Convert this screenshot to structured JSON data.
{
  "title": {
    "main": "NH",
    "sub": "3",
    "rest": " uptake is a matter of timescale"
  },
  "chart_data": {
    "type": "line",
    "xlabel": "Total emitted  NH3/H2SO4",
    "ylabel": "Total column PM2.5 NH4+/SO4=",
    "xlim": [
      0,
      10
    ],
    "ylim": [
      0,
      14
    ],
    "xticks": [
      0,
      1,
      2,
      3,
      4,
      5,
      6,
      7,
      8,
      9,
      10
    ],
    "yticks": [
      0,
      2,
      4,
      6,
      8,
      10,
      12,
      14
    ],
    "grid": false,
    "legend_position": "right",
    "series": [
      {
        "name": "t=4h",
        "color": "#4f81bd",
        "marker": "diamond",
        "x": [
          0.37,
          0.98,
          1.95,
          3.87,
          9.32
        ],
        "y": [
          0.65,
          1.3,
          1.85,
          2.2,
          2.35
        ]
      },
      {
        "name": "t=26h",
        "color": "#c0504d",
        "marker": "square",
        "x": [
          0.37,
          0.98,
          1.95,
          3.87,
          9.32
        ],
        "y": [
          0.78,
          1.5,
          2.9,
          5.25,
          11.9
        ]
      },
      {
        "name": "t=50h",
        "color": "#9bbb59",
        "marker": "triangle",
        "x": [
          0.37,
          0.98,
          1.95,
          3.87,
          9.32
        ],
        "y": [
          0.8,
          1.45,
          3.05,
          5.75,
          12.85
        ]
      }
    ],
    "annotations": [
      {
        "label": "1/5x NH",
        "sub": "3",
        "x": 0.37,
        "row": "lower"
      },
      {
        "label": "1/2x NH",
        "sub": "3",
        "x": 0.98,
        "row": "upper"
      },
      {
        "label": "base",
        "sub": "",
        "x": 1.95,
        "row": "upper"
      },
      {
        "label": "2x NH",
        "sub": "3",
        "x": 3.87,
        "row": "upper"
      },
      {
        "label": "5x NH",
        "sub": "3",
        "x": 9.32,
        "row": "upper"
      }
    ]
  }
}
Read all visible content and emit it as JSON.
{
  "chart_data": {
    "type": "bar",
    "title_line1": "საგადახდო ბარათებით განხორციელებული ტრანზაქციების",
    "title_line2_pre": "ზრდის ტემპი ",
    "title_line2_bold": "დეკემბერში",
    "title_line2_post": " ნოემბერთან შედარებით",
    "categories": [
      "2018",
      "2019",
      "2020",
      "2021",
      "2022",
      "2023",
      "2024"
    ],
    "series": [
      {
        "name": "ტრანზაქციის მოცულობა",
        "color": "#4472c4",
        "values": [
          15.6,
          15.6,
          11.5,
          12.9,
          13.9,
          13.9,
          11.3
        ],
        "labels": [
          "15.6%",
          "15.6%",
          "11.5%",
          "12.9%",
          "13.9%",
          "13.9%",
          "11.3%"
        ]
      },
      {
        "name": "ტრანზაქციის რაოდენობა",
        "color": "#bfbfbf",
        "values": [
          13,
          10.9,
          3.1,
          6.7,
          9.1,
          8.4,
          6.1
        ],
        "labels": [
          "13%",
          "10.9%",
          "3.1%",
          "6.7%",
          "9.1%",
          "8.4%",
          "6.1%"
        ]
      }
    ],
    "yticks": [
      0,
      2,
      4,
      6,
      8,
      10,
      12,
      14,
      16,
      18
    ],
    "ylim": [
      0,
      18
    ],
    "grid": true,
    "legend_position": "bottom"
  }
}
####
• **DIRECTION**:
Reproduce each line holding the word "JSON".

• **REPLY**:
Convert this screenshot to structured JSON data.
Read all visible content and emit it as JSON.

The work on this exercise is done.